▶ **Written problem**
Locate every line in the records below that contains the word "його", and copy each one.

▶ **Data excerpts**
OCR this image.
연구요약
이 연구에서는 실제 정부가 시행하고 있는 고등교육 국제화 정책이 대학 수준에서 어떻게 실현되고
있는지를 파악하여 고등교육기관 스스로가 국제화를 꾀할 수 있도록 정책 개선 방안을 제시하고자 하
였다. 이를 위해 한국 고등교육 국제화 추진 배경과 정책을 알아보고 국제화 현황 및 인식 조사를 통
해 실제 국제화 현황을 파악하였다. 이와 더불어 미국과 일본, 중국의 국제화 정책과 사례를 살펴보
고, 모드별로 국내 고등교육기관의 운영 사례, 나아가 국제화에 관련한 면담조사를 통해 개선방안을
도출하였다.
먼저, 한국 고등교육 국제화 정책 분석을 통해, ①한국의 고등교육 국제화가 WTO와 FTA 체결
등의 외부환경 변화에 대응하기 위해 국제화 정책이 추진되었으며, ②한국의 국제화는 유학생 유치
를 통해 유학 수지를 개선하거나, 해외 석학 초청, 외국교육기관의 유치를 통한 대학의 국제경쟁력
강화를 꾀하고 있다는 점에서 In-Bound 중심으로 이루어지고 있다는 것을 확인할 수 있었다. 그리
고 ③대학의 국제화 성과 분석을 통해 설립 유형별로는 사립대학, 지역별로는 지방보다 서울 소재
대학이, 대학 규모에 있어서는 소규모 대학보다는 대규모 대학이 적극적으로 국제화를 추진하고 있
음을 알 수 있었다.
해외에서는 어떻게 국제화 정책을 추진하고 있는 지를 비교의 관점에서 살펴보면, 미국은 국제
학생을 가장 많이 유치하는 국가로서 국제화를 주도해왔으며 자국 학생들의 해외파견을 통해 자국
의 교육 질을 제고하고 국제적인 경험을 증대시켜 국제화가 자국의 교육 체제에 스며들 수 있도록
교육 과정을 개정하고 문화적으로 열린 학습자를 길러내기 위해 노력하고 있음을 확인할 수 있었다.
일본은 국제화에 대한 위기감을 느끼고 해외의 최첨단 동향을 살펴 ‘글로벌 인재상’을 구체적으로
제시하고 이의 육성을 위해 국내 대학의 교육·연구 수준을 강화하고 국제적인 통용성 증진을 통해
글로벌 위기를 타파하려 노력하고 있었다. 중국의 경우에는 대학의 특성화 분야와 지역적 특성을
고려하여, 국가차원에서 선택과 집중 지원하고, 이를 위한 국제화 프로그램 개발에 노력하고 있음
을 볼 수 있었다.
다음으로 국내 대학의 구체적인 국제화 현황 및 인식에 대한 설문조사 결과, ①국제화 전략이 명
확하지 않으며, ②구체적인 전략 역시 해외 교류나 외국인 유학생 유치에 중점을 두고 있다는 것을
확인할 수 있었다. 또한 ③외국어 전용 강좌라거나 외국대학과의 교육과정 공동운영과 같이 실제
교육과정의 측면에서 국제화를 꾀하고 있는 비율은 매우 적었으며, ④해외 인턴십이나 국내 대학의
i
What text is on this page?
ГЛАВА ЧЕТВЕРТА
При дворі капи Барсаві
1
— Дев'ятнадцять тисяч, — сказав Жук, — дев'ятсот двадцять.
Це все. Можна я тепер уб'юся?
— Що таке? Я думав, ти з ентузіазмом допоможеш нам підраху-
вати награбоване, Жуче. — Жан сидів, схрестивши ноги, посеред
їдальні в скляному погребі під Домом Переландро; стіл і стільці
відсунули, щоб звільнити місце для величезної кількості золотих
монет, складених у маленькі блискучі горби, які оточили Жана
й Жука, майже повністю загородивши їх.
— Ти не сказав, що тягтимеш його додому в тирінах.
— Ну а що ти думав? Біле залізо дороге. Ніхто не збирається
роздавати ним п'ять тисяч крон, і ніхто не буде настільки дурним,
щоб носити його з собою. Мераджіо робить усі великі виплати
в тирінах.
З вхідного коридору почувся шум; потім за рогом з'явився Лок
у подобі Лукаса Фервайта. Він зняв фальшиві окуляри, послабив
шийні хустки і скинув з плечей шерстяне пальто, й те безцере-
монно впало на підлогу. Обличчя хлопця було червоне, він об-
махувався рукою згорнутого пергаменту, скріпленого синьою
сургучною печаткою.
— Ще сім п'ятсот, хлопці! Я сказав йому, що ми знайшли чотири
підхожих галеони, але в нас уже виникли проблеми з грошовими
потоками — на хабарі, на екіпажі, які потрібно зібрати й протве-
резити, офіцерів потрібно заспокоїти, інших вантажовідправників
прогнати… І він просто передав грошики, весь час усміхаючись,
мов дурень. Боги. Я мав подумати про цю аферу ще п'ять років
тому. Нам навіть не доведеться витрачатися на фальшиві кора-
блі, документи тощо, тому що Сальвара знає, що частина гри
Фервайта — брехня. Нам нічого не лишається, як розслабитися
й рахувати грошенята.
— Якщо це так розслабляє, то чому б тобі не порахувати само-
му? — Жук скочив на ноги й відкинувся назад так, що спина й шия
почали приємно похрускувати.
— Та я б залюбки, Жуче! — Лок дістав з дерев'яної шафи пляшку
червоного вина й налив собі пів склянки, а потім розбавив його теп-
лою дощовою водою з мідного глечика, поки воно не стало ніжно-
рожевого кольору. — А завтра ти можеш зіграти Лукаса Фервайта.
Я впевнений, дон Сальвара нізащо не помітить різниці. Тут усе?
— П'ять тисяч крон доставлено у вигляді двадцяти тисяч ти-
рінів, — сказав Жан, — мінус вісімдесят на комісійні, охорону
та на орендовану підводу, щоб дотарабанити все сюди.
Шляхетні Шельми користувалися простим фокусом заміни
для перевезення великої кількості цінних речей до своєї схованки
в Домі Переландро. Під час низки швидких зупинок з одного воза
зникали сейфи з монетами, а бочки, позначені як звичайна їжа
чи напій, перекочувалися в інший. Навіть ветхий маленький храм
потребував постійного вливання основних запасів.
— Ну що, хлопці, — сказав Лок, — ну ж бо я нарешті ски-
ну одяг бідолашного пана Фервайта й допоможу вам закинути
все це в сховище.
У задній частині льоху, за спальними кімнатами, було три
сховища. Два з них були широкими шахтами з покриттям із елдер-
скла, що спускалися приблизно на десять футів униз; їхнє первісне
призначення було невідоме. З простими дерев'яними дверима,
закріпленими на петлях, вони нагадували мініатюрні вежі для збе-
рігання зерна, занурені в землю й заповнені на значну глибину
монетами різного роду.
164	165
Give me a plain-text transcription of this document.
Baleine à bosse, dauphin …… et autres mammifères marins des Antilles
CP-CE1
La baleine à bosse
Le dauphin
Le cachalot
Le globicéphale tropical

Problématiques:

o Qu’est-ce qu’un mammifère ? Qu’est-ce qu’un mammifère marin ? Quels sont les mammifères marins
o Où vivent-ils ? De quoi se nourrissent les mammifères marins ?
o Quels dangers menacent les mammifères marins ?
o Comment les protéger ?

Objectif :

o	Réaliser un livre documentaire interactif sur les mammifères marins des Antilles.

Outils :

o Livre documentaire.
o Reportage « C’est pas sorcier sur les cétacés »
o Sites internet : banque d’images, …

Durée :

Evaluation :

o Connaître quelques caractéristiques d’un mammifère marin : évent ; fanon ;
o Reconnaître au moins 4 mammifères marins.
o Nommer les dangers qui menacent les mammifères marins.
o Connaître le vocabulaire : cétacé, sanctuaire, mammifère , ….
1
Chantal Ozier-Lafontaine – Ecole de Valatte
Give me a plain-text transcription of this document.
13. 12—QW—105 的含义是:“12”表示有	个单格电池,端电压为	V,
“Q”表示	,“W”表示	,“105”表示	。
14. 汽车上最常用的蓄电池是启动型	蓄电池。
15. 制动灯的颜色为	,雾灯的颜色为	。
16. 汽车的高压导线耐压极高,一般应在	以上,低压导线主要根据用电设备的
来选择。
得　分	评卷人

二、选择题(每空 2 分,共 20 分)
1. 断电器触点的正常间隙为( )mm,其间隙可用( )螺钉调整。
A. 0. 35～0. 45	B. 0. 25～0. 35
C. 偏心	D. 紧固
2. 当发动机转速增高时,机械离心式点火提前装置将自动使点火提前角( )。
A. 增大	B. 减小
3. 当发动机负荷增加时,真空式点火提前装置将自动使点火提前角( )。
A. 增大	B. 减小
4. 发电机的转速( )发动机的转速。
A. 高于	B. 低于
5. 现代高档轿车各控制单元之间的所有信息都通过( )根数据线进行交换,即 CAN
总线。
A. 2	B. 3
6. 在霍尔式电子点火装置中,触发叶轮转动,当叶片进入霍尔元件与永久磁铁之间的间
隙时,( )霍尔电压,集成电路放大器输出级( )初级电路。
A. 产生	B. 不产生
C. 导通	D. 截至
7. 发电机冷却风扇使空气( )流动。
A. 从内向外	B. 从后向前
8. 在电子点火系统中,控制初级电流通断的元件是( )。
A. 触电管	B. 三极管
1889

▶ **Result of this task**
— Ти не сказав, що тягтимеш його додому в тирінах.
щоб носити його з собою. Мераджіо робить усі великі виплати
червоного вина й налив собі пів склянки, а потім розбавив його теп-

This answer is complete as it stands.